Data provided
━━━━

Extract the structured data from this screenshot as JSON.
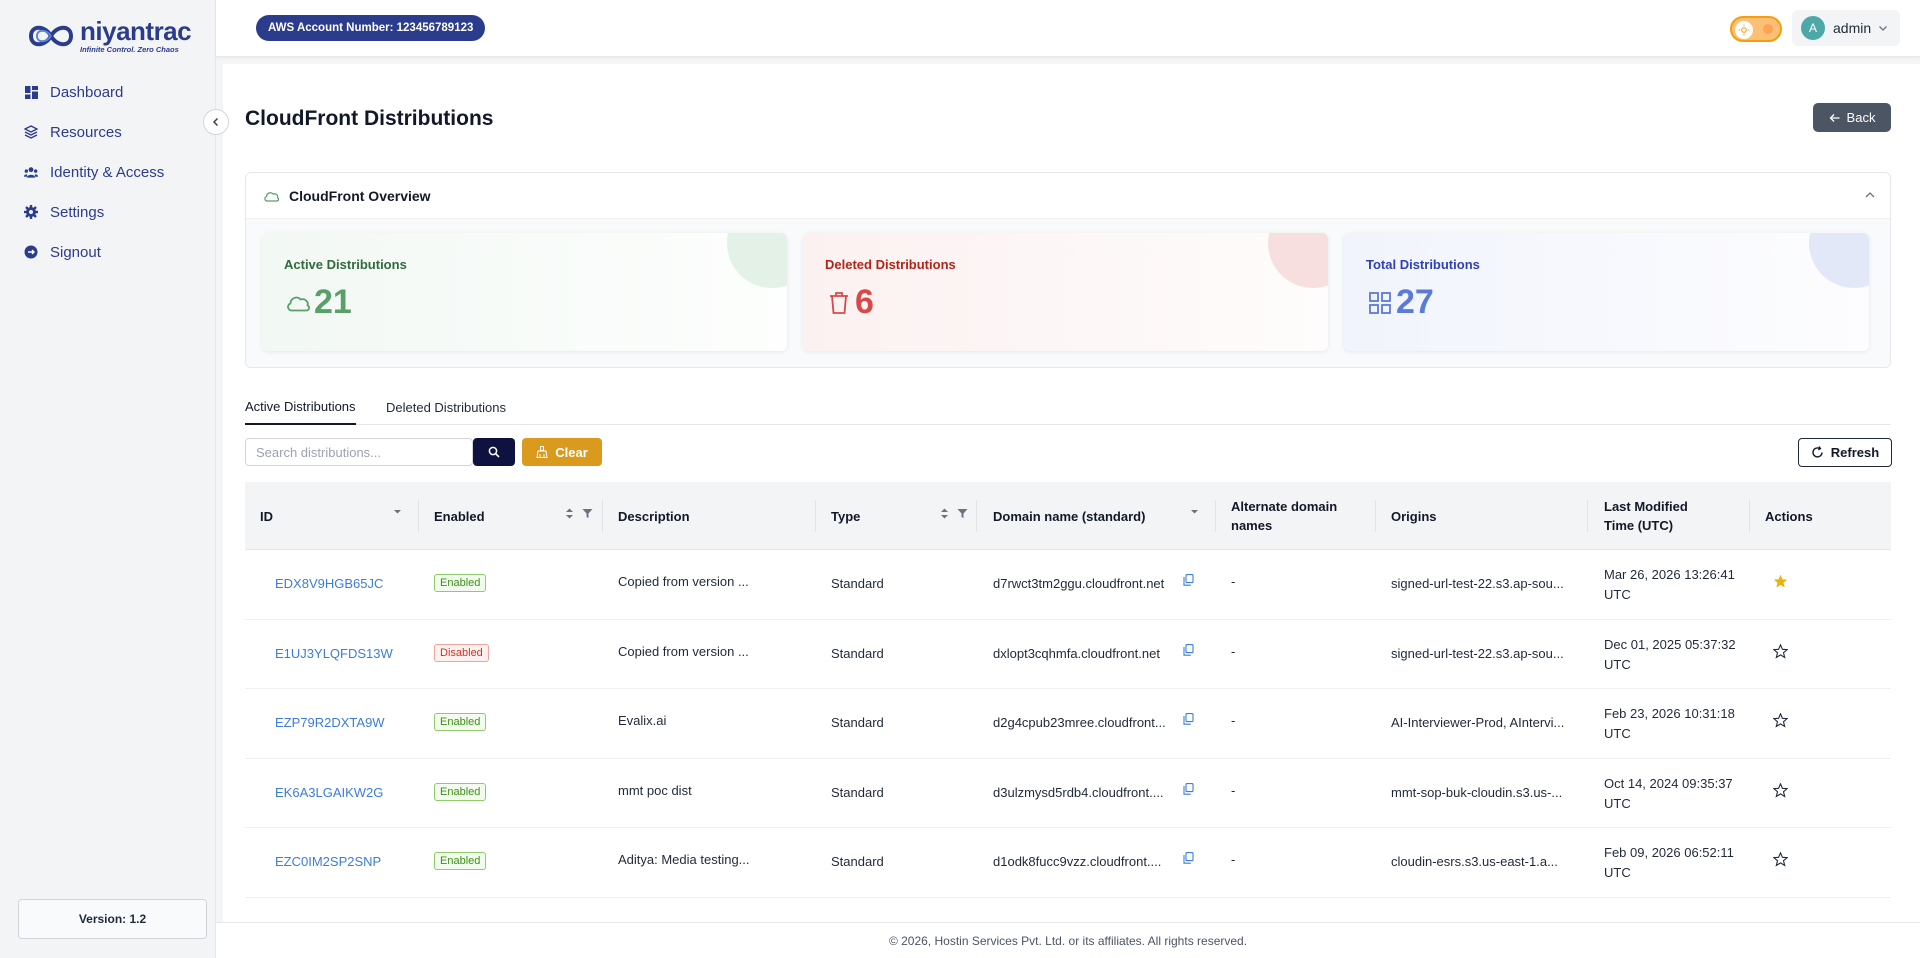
{
  "brand": {
    "name": "niyantrac",
    "tagline": "Infinite Control. Zero Chaos"
  },
  "sidebar": {
    "items": [
      {
        "label": "Dashboard",
        "icon": "dashboard-icon"
      },
      {
        "label": "Resources",
        "icon": "layers-icon"
      },
      {
        "label": "Identity & Access",
        "icon": "users-icon"
      },
      {
        "label": "Settings",
        "icon": "gear-icon"
      },
      {
        "label": "Signout",
        "icon": "signout-icon"
      }
    ],
    "version": "Version: 1.2"
  },
  "topbar": {
    "aws_account": "AWS Account Number: 123456789123",
    "avatar_initial": "A",
    "user": "admin"
  },
  "page": {
    "title": "CloudFront Distributions",
    "back_label": "Back"
  },
  "overview": {
    "title": "CloudFront Overview",
    "stats": [
      {
        "label": "Active Distributions",
        "value": "21",
        "icon": "cloud-icon",
        "color": "#5a9e68"
      },
      {
        "label": "Deleted Distributions",
        "value": "6",
        "icon": "trash-icon",
        "color": "#d94848"
      },
      {
        "label": "Total Distributions",
        "value": "27",
        "icon": "grid-icon",
        "color": "#5b7bd8"
      }
    ]
  },
  "tabs": [
    {
      "label": "Active Distributions"
    },
    {
      "label": "Deleted Distributions"
    }
  ],
  "toolbar": {
    "search_placeholder": "Search distributions...",
    "clear_label": "Clear",
    "refresh_label": "Refresh"
  },
  "table": {
    "columns": [
      "ID",
      "Enabled",
      "Description",
      "Type",
      "Domain name (standard)",
      "Alternate domain names",
      "Origins",
      "Last Modified Time (UTC)",
      "Actions"
    ],
    "rows": [
      {
        "id": "EDX8V9HGB65JC",
        "enabled": "Enabled",
        "description": "Copied from version ...",
        "type": "Standard",
        "domain": "d7rwct3tm2ggu.cloudfront.net",
        "alternate": "-",
        "origins": "signed-url-test-22.s3.ap-sou...",
        "modified_1": "Mar 26, 2026 13:26:41",
        "modified_2": "UTC",
        "starred": true
      },
      {
        "id": "E1UJ3YLQFDS13W",
        "enabled": "Disabled",
        "description": "Copied from version ...",
        "type": "Standard",
        "domain": "dxlopt3cqhmfa.cloudfront.net",
        "alternate": "-",
        "origins": "signed-url-test-22.s3.ap-sou...",
        "modified_1": "Dec 01, 2025 05:37:32",
        "modified_2": "UTC",
        "starred": false
      },
      {
        "id": "EZP79R2DXTA9W",
        "enabled": "Enabled",
        "description": "Evalix.ai",
        "type": "Standard",
        "domain": "d2g4cpub23mree.cloudfront...",
        "alternate": "-",
        "origins": "AI-Interviewer-Prod, AIntervi...",
        "modified_1": "Feb 23, 2026 10:31:18",
        "modified_2": "UTC",
        "starred": false
      },
      {
        "id": "EK6A3LGAIKW2G",
        "enabled": "Enabled",
        "description": "mmt poc dist",
        "type": "Standard",
        "domain": "d3ulzmysd5rdb4.cloudfront....",
        "alternate": "-",
        "origins": "mmt-sop-buk-cloudin.s3.us-...",
        "modified_1": "Oct 14, 2024 09:35:37",
        "modified_2": "UTC",
        "starred": false
      },
      {
        "id": "EZC0IM2SP2SNP",
        "enabled": "Enabled",
        "description": "Aditya: Media testing...",
        "type": "Standard",
        "domain": "d1odk8fucc9vzz.cloudfront....",
        "alternate": "-",
        "origins": "cloudin-esrs.s3.us-east-1.a...",
        "modified_1": "Feb 09, 2026 06:52:11",
        "modified_2": "UTC",
        "starred": false
      }
    ]
  },
  "footer": {
    "text": "© 2026, Hostin Services Pvt. Ltd. or its affiliates. All rights reserved."
  }
}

━━━━

Requirements
Copy each line of the records that contains the word "title".

Output for this exercise
    "title": "CloudFront Distributions",
    "title": "CloudFront Overview",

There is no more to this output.